▶ Goal
Output every line exactly as written. Leave out pictures.

(Extracted data entries)
※
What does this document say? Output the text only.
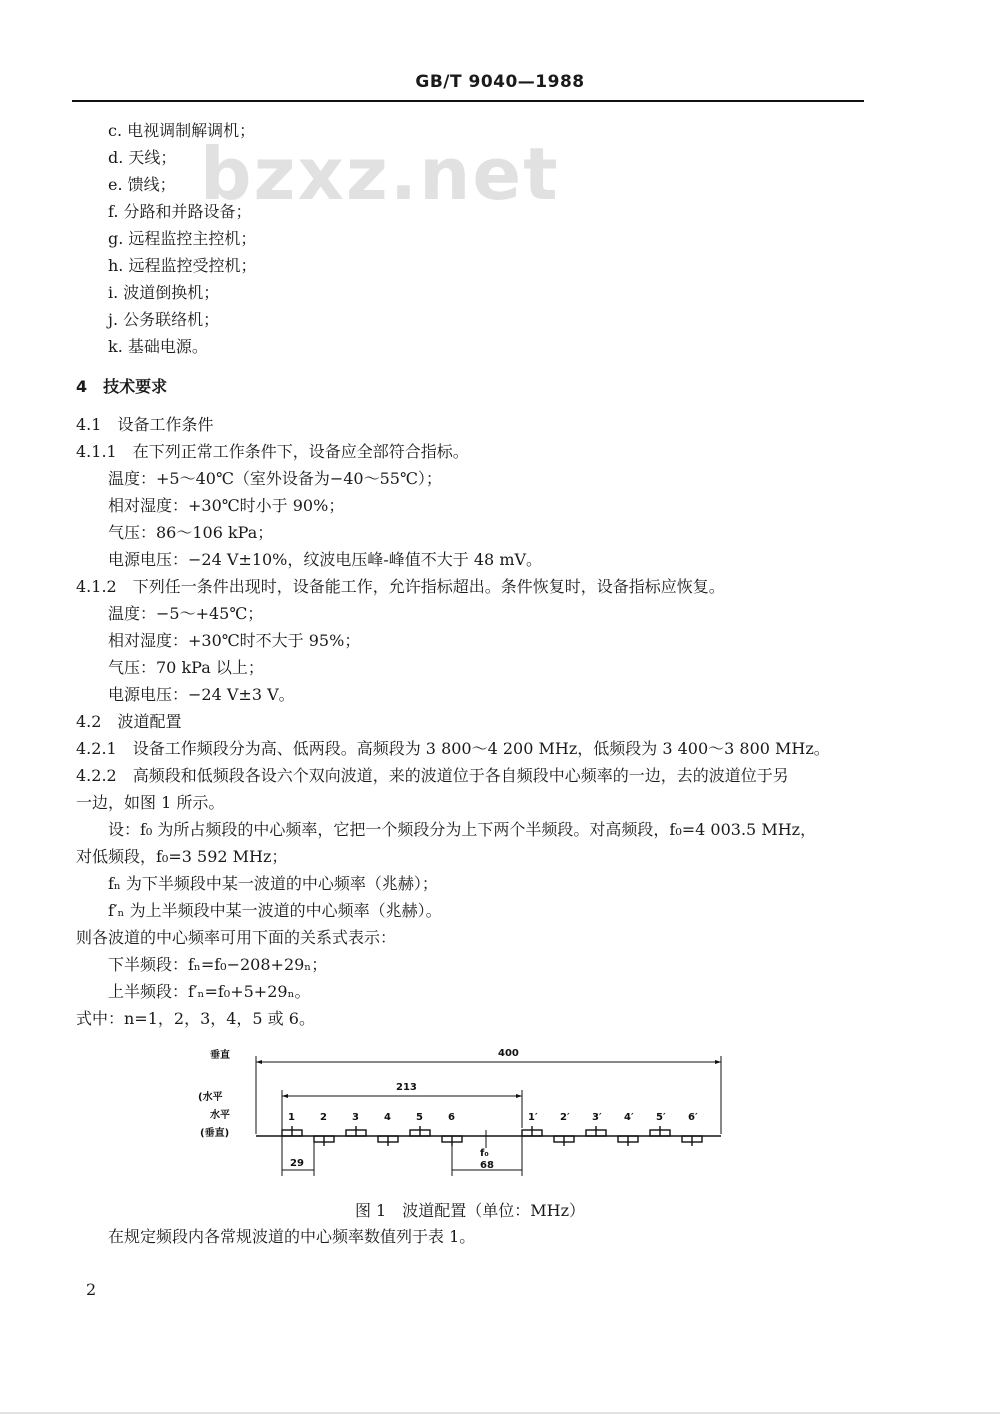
GB/T 9040—1988
bzxz.net
c. 电视调制解调机；
d. 天线；
e. 馈线；
f. 分路和并路设备；
g. 远程监控主控机；
h. 远程监控受控机；
i. 波道倒换机；
j. 公务联络机；
k. 基础电源。
4　技术要求
4.1　设备工作条件
4.1.1　在下列正常工作条件下，设备应全部符合指标。
温度：+5～40℃（室外设备为−40～55℃）；
相对湿度：+30℃时小于 90%；
气压：86～106 kPa；
电源电压：−24 V±10%，纹波电压峰-峰值不大于 48 mV。
4.1.2　下列任一条件出现时，设备能工作，允许指标超出。条件恢复时，设备指标应恢复。
温度：−5～+45℃；
相对湿度：+30℃时不大于 95%；
气压：70 kPa 以上；
电源电压：−24 V±3 V。
4.2　波道配置
4.2.1　设备工作频段分为高、低两段。高频段为 3 800～4 200 MHz，低频段为 3 400～3 800 MHz。
4.2.2　高频段和低频段各设六个双向波道，来的波道位于各自频段中心频率的一边，去的波道位于另
一边，如图 1 所示。
设：f₀ 为所占频段的中心频率，它把一个频段分为上下两个半频段。对高频段，f₀=4 003.5 MHz，
对低频段，f₀=3 592 MHz；
fₙ 为下半频段中某一波道的中心频率（兆赫）；
f′ₙ 为上半频段中某一波道的中心频率（兆赫）。
则各波道的中心频率可用下面的关系式表示：
下半频段：fₙ=f₀−208+29ₙ；
上半频段：f′ₙ=f₀+5+29ₙ。
式中：n=1，2，3，4，5 或 6。
在规定频段内各常规波道的中心频率数值列于表 1。
垂直
(水平
水平
(垂直)
400
213
1	2	3	4	5	6	1′ 2′ 3′ 4′ 5′ 6′
29
f₀
68
图 1　波道配置（单位：MHz）
2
※
▶ Problem solution
What does this document say? Output the text only.
GB/T 9040—1988
bzxz.net
c. 电视调制解调机；
d. 天线；
e. 馈线；
f. 分路和并路设备；
g. 远程监控主控机；
h. 远程监控受控机；
i. 波道倒换机；
j. 公务联络机；
k. 基础电源。
4　技术要求
4.1　设备工作条件
4.1.1　在下列正常工作条件下，设备应全部符合指标。
温度：+5～40℃（室外设备为−40～55℃）；
相对湿度：+30℃时小于 90%；
气压：86～106 kPa；
电源电压：−24 V±10%，纹波电压峰-峰值不大于 48 mV。
4.1.2　下列任一条件出现时，设备能工作，允许指标超出。条件恢复时，设备指标应恢复。
温度：−5～+45℃；
相对湿度：+30℃时不大于 95%；
气压：70 kPa 以上；
电源电压：−24 V±3 V。
4.2　波道配置
4.2.1　设备工作频段分为高、低两段。高频段为 3 800～4 200 MHz，低频段为 3 400～3 800 MHz。
4.2.2　高频段和低频段各设六个双向波道，来的波道位于各自频段中心频率的一边，去的波道位于另
一边，如图 1 所示。
设：f₀ 为所占频段的中心频率，它把一个频段分为上下两个半频段。对高频段，f₀=4 003.5 MHz，
对低频段，f₀=3 592 MHz；
fₙ 为下半频段中某一波道的中心频率（兆赫）；
f′ₙ 为上半频段中某一波道的中心频率（兆赫）。
则各波道的中心频率可用下面的关系式表示：
下半频段：fₙ=f₀−208+29ₙ；
上半频段：f′ₙ=f₀+5+29ₙ。
式中：n=1，2，3，4，5 或 6。
在规定频段内各常规波道的中心频率数值列于表 1。
垂直
(水平
水平
(垂直)
400
213
1	2	3	4	5	6	1′ 2′ 3′ 4′ 5′ 6′
29
f₀
68
图 1　波道配置（单位：MHz）
2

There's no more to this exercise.